- Instructions to follow -
Locate the word "umowy" in the material, then show every line that holds it.
>> start Provided data
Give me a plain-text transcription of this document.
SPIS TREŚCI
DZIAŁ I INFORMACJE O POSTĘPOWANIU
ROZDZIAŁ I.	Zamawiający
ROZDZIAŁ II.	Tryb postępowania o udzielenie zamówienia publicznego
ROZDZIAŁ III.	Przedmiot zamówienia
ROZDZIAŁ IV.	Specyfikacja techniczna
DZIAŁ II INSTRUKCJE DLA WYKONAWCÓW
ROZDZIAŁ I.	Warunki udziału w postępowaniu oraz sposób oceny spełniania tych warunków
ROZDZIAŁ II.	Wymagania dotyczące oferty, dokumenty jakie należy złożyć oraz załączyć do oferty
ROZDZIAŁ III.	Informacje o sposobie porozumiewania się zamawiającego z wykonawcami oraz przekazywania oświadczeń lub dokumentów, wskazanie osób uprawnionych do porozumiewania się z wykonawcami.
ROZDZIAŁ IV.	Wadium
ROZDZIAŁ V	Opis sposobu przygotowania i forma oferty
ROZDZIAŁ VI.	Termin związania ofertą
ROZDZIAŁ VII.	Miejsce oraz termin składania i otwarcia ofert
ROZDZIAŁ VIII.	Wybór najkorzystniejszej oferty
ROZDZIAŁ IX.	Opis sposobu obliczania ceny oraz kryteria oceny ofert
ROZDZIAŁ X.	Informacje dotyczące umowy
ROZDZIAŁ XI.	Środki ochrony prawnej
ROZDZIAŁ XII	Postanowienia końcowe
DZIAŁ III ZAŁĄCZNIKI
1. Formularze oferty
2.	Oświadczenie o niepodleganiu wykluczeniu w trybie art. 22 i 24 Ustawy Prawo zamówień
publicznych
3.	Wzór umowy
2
>> end Provided data
- Result of this task -
ROZDZIAŁ X.	Informacje dotyczące umowy
3.	Wzór umowy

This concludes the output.